| REQUIRED WORK |
Print every line of the data below verbatim, changing nothing.

| DATA PROVIDED |
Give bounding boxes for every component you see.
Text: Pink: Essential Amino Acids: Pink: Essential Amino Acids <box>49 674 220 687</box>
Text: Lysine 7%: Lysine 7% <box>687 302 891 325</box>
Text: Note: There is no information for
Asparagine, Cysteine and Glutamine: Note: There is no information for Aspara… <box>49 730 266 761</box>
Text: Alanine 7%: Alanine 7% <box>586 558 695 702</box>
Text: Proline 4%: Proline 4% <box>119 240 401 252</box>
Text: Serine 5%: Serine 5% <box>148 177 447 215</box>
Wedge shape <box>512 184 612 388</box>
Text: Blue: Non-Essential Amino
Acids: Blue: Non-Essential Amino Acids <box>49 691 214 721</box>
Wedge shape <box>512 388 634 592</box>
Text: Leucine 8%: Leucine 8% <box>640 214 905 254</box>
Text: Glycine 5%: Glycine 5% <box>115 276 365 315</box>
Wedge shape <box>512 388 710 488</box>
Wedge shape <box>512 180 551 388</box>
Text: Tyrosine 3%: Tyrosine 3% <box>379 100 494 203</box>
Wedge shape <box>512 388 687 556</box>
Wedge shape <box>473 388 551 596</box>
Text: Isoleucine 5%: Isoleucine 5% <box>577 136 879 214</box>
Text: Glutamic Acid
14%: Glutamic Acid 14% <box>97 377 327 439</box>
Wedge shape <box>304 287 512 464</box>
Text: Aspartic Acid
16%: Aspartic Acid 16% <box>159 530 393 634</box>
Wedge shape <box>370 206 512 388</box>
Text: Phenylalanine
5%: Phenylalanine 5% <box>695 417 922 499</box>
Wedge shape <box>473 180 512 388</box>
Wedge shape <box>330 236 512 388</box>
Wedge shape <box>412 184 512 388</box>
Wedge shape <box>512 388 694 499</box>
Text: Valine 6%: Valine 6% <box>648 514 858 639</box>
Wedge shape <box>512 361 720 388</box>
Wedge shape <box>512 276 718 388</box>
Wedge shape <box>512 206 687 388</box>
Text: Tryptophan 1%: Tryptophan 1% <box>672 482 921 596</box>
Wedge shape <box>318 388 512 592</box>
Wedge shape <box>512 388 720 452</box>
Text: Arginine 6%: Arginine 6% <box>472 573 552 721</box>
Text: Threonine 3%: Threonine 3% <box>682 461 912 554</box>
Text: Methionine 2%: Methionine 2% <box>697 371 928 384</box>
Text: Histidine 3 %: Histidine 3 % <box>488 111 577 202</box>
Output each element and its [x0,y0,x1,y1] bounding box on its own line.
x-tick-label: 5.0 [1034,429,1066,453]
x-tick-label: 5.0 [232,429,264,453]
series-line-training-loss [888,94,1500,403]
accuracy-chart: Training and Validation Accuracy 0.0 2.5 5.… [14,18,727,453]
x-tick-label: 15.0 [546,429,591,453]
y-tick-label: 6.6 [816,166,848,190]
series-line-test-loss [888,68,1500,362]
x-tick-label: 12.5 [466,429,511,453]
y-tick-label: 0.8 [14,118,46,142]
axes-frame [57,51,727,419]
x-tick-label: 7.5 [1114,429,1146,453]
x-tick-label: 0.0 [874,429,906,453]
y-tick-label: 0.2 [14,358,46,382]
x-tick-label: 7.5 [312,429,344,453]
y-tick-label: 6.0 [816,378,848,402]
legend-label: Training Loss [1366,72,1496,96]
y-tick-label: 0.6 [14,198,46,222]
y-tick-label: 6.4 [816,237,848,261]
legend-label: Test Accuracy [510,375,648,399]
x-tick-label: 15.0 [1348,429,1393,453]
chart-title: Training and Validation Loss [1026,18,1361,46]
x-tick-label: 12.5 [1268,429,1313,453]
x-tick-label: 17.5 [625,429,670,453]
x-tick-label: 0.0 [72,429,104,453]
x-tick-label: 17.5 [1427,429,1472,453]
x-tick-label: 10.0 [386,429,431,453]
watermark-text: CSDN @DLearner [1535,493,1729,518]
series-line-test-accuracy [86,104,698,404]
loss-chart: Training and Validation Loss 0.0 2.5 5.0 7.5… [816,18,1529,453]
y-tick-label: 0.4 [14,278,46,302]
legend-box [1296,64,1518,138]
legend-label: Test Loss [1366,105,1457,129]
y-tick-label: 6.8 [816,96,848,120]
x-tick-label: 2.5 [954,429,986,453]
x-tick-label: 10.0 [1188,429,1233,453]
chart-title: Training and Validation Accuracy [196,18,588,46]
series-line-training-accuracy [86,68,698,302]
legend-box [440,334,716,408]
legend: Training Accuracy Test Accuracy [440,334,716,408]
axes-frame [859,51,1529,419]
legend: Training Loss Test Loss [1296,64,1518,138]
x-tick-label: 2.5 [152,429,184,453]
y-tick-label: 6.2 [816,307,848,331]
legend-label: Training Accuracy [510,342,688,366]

| ANSWER TO THIS PROBLEM |
Give bounding boxes for every component you see.
Text: Pink: Essential Amino Acids: Pink: Essential Amino Acids <box>49 674 220 687</box>
Text: Lysine 7%: Lysine 7% <box>687 302 891 325</box>
Text: Note: There is no information for
Asparagine, Cysteine and Glutamine: Note: There is no information for Aspara… <box>49 730 266 761</box>
Text: Alanine 7%: Alanine 7% <box>586 558 695 702</box>
Text: Proline 4%: Proline 4% <box>119 240 401 252</box>
Text: Serine 5%: Serine 5% <box>148 177 447 215</box>
Wedge shape <box>512 184 612 388</box>
Text: Blue: Non-Essential Amino
Acids: Blue: Non-Essential Amino Acids <box>49 691 214 721</box>
Wedge shape <box>512 388 634 592</box>
Text: Leucine 8%: Leucine 8% <box>640 214 905 254</box>
Text: Glycine 5%: Glycine 5% <box>115 276 365 315</box>
Wedge shape <box>512 388 710 488</box>
Wedge shape <box>512 180 551 388</box>
Text: Tyrosine 3%: Tyrosine 3% <box>379 100 494 203</box>
Wedge shape <box>512 388 687 556</box>
Wedge shape <box>473 388 551 596</box>
Text: Isoleucine 5%: Isoleucine 5% <box>577 136 879 214</box>
Text: Glutamic Acid
14%: Glutamic Acid 14% <box>97 377 327 439</box>
Wedge shape <box>304 287 512 464</box>
Text: Aspartic Acid
16%: Aspartic Acid 16% <box>159 530 393 634</box>
Wedge shape <box>370 206 512 388</box>
Text: Phenylalanine
5%: Phenylalanine 5% <box>695 417 922 499</box>
Wedge shape <box>473 180 512 388</box>
Wedge shape <box>330 236 512 388</box>
Wedge shape <box>412 184 512 388</box>
Wedge shape <box>512 388 694 499</box>
Text: Valine 6%: Valine 6% <box>648 514 858 639</box>
Wedge shape <box>512 361 720 388</box>
Wedge shape <box>512 276 718 388</box>
Wedge shape <box>512 206 687 388</box>
Text: Tryptophan 1%: Tryptophan 1% <box>672 482 921 596</box>
Wedge shape <box>318 388 512 592</box>
Wedge shape <box>512 388 720 452</box>
Text: Arginine 6%: Arginine 6% <box>472 573 552 721</box>
Text: Threonine 3%: Threonine 3% <box>682 461 912 554</box>
Text: Methionine 2%: Methionine 2% <box>697 371 928 384</box>
Text: Histidine 3 %: Histidine 3 % <box>488 111 577 202</box>
Output each element and its [x0,y0,x1,y1] bounding box on its own line.
x-tick-label: 5.0 [1034,429,1066,453]
x-tick-label: 5.0 [232,429,264,453]
series-line-training-loss [888,94,1500,403]
accuracy-chart: Training and Validation Accuracy 0.0 2.5 5.… [14,18,727,453]
x-tick-label: 15.0 [546,429,591,453]
y-tick-label: 6.6 [816,166,848,190]
series-line-test-loss [888,68,1500,362]
x-tick-label: 12.5 [466,429,511,453]
y-tick-label: 0.8 [14,118,46,142]
axes-frame [57,51,727,419]
x-tick-label: 7.5 [1114,429,1146,453]
x-tick-label: 0.0 [874,429,906,453]
y-tick-label: 0.2 [14,358,46,382]
x-tick-label: 7.5 [312,429,344,453]
y-tick-label: 6.0 [816,378,848,402]
legend-label: Training Loss [1366,72,1496,96]
y-tick-label: 0.6 [14,198,46,222]
y-tick-label: 6.4 [816,237,848,261]
legend-label: Test Accuracy [510,375,648,399]
x-tick-label: 15.0 [1348,429,1393,453]
chart-title: Training and Validation Loss [1026,18,1361,46]
x-tick-label: 12.5 [1268,429,1313,453]
x-tick-label: 17.5 [625,429,670,453]
x-tick-label: 0.0 [72,429,104,453]
x-tick-label: 17.5 [1427,429,1472,453]
x-tick-label: 10.0 [386,429,431,453]
watermark-text: CSDN @DLearner [1535,493,1729,518]
series-line-test-accuracy [86,104,698,404]
loss-chart: Training and Validation Loss 0.0 2.5 5.0 7.5… [816,18,1529,453]
y-tick-label: 0.4 [14,278,46,302]
legend-box [1296,64,1518,138]
legend-label: Test Loss [1366,105,1457,129]
y-tick-label: 6.8 [816,96,848,120]
x-tick-label: 2.5 [954,429,986,453]
x-tick-label: 10.0 [1188,429,1233,453]
chart-title: Training and Validation Accuracy [196,18,588,46]
series-line-training-accuracy [86,68,698,302]
legend-box [440,334,716,408]
legend: Training Accuracy Test Accuracy [440,334,716,408]
axes-frame [859,51,1529,419]
legend: Training Loss Test Loss [1296,64,1518,138]
x-tick-label: 2.5 [152,429,184,453]
y-tick-label: 6.2 [816,307,848,331]
legend-label: Training Accuracy [510,342,688,366]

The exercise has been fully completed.